Count the rows below that contain the string "axis", with uppercase and lowercase treated as different. Reply with only the number.

Material supplied »
* * *
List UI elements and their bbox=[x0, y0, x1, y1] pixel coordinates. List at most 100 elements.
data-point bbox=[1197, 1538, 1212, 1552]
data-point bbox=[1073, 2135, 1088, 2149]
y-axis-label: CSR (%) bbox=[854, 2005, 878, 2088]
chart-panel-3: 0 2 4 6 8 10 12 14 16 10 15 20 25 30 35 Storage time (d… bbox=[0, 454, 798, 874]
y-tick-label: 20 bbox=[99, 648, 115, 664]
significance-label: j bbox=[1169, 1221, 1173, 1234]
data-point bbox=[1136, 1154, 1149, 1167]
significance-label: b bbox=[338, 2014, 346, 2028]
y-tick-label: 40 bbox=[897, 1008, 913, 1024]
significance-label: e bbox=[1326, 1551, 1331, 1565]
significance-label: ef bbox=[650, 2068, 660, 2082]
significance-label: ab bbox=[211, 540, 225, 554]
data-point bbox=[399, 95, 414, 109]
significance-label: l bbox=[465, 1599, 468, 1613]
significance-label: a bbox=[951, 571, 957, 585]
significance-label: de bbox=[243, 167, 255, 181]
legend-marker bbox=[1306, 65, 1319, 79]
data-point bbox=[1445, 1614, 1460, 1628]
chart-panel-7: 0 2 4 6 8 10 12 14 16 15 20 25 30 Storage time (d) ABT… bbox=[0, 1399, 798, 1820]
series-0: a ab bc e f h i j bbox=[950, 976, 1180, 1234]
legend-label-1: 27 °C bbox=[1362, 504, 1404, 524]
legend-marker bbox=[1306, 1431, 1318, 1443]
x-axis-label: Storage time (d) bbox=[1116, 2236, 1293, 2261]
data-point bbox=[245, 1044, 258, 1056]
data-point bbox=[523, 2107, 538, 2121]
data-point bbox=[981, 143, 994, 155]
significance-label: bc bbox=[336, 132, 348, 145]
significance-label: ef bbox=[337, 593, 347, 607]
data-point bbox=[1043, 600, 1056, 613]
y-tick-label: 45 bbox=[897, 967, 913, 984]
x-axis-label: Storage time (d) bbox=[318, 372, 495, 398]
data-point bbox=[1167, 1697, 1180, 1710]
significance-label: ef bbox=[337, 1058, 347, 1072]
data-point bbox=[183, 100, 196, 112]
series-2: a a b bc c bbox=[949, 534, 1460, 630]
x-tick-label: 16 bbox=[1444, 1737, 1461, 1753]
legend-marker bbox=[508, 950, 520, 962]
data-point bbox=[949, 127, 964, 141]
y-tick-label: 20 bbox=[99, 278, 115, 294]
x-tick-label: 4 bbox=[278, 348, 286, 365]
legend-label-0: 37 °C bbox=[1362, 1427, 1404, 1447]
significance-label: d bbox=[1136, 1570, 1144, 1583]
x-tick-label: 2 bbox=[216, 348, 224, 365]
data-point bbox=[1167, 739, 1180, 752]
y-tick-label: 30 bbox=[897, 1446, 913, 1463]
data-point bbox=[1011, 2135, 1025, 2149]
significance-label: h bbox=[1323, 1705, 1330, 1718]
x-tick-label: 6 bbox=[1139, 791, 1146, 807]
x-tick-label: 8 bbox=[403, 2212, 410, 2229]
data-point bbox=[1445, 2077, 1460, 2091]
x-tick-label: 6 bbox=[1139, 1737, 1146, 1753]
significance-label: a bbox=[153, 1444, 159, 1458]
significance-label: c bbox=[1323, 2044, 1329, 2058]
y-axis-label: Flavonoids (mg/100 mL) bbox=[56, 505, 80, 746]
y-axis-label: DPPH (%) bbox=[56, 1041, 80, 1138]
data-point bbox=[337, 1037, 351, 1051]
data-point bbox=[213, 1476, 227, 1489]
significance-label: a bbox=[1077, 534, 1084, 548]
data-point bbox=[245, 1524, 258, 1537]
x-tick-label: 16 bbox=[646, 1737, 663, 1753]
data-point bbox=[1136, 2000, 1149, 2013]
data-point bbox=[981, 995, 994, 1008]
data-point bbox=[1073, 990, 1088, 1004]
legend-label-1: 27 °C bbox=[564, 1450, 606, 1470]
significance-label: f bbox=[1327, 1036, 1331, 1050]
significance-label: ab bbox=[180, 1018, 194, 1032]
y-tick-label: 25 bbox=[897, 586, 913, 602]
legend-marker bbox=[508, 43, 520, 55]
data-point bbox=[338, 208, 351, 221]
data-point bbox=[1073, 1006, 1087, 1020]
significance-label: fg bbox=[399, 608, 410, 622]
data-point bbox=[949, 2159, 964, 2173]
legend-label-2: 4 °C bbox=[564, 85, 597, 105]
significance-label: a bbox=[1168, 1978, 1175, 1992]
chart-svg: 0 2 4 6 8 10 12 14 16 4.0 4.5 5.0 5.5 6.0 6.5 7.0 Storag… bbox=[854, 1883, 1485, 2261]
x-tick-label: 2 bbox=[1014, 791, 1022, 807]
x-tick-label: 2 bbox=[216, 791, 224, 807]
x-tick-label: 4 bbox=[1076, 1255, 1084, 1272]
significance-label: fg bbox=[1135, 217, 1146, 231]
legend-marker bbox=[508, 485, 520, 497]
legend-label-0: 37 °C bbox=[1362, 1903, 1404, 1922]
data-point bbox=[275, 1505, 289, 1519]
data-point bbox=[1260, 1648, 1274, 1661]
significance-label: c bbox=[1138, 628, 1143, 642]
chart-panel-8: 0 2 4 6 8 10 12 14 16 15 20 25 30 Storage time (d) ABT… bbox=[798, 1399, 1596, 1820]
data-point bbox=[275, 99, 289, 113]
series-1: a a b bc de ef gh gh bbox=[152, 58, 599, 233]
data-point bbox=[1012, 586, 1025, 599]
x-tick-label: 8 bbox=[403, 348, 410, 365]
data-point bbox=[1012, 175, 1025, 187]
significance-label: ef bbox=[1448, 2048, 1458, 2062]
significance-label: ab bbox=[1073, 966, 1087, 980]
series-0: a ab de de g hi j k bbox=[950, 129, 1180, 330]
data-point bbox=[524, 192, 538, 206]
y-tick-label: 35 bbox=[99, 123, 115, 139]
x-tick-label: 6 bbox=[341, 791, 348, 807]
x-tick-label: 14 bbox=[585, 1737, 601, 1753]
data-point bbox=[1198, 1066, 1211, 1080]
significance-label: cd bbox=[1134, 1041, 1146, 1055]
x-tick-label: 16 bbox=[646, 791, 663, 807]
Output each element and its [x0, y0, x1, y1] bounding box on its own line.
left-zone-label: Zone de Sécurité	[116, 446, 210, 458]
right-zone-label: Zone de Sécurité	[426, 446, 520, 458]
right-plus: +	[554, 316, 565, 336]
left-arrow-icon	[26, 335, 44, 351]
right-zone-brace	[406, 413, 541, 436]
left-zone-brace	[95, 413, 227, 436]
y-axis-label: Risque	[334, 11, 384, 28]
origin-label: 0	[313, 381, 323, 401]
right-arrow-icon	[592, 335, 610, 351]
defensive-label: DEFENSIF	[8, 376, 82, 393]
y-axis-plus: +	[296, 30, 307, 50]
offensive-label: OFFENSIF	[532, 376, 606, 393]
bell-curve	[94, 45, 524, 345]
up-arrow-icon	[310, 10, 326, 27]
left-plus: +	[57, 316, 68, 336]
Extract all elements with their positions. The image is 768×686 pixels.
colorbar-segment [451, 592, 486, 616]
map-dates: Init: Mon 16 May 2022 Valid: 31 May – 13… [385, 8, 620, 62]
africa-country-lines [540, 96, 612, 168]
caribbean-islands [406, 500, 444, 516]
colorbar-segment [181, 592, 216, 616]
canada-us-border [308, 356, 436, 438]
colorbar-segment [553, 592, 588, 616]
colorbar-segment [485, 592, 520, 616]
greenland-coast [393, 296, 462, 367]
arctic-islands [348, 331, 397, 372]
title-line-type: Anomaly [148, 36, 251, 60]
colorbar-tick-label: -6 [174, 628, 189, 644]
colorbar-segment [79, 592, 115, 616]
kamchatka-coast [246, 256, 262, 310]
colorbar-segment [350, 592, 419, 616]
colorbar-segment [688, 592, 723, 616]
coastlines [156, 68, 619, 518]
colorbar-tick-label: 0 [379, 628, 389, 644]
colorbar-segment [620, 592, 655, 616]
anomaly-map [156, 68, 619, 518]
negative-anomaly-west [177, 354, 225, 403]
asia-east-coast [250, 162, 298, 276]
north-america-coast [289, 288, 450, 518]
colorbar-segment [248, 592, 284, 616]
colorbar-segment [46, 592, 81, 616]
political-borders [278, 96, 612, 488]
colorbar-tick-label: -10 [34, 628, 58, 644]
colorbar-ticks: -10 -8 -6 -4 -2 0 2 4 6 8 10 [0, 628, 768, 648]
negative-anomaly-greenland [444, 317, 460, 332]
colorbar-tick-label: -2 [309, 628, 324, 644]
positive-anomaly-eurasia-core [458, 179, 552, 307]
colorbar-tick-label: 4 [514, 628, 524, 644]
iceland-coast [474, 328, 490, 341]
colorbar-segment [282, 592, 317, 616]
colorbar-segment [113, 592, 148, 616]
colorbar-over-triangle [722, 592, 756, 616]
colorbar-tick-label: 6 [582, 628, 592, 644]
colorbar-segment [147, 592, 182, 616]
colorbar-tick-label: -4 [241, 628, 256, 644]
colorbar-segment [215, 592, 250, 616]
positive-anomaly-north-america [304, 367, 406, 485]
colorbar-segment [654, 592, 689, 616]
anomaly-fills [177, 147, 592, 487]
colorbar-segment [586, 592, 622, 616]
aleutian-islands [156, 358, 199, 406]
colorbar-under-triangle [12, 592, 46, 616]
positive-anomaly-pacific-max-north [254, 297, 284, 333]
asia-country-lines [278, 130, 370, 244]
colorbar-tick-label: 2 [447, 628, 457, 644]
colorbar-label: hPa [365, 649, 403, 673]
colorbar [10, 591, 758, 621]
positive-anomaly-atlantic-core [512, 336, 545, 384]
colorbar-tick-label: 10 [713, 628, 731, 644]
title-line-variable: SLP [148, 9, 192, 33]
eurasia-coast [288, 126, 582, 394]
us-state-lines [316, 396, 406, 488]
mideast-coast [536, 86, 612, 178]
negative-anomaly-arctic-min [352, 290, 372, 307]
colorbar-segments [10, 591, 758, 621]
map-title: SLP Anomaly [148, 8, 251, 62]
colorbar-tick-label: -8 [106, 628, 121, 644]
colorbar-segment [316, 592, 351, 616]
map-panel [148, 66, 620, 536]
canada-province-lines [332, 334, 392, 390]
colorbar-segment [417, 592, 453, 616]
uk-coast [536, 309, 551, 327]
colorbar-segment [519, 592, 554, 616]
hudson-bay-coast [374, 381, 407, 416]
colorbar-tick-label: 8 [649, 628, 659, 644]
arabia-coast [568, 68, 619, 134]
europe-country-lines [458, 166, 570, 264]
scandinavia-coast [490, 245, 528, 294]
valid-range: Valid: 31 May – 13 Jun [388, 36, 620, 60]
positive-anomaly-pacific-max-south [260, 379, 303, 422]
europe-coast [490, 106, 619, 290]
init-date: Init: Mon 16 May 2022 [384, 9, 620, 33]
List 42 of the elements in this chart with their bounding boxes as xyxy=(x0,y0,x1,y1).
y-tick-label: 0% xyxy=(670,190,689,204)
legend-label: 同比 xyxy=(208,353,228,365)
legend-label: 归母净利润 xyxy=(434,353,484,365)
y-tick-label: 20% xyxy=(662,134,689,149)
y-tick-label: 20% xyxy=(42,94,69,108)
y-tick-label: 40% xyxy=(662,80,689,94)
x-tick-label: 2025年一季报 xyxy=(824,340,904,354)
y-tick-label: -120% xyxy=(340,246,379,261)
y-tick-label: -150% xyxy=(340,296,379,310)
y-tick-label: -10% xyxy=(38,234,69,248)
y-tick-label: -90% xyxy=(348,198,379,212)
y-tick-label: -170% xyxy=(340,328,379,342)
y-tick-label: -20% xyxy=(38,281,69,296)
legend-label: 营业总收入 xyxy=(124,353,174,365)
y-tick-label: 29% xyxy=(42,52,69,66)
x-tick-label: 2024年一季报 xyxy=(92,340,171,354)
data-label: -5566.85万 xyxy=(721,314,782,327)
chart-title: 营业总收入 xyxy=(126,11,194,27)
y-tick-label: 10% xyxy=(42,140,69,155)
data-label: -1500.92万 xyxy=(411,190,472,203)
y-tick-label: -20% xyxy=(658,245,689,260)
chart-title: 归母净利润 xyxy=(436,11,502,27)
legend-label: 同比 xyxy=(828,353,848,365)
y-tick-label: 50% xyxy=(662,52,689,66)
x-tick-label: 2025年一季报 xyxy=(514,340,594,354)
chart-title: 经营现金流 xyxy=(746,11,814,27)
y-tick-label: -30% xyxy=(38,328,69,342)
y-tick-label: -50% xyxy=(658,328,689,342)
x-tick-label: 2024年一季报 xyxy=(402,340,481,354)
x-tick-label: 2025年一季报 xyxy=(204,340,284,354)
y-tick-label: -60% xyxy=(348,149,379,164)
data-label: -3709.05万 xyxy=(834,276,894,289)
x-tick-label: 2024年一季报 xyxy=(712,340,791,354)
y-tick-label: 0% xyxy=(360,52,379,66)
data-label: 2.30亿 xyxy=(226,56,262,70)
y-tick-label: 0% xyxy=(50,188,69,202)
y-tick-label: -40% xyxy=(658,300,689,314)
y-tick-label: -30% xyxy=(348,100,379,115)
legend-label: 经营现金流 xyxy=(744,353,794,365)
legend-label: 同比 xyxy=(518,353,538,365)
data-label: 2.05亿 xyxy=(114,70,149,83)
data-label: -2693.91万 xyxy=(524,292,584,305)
* * *
Result for this task » 7